To do
What follows is a listing. Return every line of it exactly.

Figure collection entries
┌────────

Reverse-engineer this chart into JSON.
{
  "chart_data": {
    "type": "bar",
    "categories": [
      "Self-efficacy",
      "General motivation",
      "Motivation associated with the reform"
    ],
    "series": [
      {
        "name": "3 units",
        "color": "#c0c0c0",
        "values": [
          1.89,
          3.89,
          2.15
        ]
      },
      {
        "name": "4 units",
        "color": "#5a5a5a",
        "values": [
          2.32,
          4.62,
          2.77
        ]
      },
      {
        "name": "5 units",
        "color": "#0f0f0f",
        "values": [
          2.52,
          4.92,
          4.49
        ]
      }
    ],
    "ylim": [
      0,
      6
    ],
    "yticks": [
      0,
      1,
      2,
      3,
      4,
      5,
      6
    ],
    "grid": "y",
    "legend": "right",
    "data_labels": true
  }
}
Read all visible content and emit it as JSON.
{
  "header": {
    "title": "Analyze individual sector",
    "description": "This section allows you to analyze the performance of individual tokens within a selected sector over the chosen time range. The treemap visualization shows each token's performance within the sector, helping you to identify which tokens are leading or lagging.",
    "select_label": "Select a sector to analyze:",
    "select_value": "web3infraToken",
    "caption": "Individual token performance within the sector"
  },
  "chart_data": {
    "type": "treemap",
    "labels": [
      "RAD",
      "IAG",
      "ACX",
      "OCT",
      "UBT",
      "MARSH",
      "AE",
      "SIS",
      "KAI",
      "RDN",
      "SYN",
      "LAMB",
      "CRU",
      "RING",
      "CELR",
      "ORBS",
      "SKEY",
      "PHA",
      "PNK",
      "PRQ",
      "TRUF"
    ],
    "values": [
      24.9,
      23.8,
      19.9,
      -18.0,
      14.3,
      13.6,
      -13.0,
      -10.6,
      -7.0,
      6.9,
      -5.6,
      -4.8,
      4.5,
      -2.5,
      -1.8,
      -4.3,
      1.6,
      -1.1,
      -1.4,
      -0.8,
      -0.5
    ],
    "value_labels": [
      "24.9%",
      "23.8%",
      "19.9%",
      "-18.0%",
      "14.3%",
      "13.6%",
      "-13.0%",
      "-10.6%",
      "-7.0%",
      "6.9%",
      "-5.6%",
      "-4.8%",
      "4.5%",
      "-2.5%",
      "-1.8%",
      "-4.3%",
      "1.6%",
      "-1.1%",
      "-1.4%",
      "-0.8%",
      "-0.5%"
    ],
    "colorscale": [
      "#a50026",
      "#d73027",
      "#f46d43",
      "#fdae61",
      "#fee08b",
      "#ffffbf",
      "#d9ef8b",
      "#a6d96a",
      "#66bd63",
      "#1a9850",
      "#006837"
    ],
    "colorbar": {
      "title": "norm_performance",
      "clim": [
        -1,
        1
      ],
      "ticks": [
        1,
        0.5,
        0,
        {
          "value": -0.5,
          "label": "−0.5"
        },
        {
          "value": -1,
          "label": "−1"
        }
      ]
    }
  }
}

└────────

Complete response
Reverse-engineer this chart into JSON.
{
  "chart_data": {
    "type": "bar",
    "categories": [
      "Self-efficacy",
      "General motivation",
      "Motivation associated with the reform"
    ],
    "series": [
      {
        "name": "3 units",
        "color": "#c0c0c0",
        "values": [
          1.89,
          3.89,
          2.15
        ]
      },
      {
        "name": "4 units",
        "color": "#5a5a5a",
        "values": [
          2.32,
          4.62,
          2.77
        ]
      },
      {
        "name": "5 units",
        "color": "#0f0f0f",
        "values": [
          2.52,
          4.92,
          4.49
        ]
      }
    ],
    "ylim": [
      0,
      6
    ],
    "yticks": [
      0,
      1,
      2,
      3,
      4,
      5,
      6
    ],
    "grid": "y",
    "legend": "right",
    "data_labels": true
  }
}
Read all visible content and emit it as JSON.
{
  "header": {
    "title": "Analyze individual sector",
    "description": "This section allows you to analyze the performance of individual tokens within a selected sector over the chosen time range. The treemap visualization shows each token's performance within the sector, helping you to identify which tokens are leading or lagging.",
    "select_label": "Select a sector to analyze:",
    "select_value": "web3infraToken",
    "caption": "Individual token performance within the sector"
  },
  "chart_data": {
    "type": "treemap",
    "labels": [
      "RAD",
      "IAG",
      "ACX",
      "OCT",
      "UBT",
      "MARSH",
      "AE",
      "SIS",
      "KAI",
      "RDN",
      "SYN",
      "LAMB",
      "CRU",
      "RING",
      "CELR",
      "ORBS",
      "SKEY",
      "PHA",
      "PNK",
      "PRQ",
      "TRUF"
    ],
    "values": [
      24.9,
      23.8,
      19.9,
      -18.0,
      14.3,
      13.6,
      -13.0,
      -10.6,
      -7.0,
      6.9,
      -5.6,
      -4.8,
      4.5,
      -2.5,
      -1.8,
      -4.3,
      1.6,
      -1.1,
      -1.4,
      -0.8,
      -0.5
    ],
    "value_labels": [
      "24.9%",
      "23.8%",
      "19.9%",
      "-18.0%",
      "14.3%",
      "13.6%",
      "-13.0%",
      "-10.6%",
      "-7.0%",
      "6.9%",
      "-5.6%",
      "-4.8%",
      "4.5%",
      "-2.5%",
      "-1.8%",
      "-4.3%",
      "1.6%",
      "-1.1%",
      "-1.4%",
      "-0.8%",
      "-0.5%"
    ],
    "colorscale": [
      "#a50026",
      "#d73027",
      "#f46d43",
      "#fdae61",
      "#fee08b",
      "#ffffbf",
      "#d9ef8b",
      "#a6d96a",
      "#66bd63",
      "#1a9850",
      "#006837"
    ],
    "colorbar": {
      "title": "norm_performance",
      "clim": [
        -1,
        1
      ],
      "ticks": [
        1,
        0.5,
        0,
        {
          "value": -0.5,
          "label": "−0.5"
        },
        {
          "value": -1,
          "label": "−1"
        }
      ]
    }
  }
}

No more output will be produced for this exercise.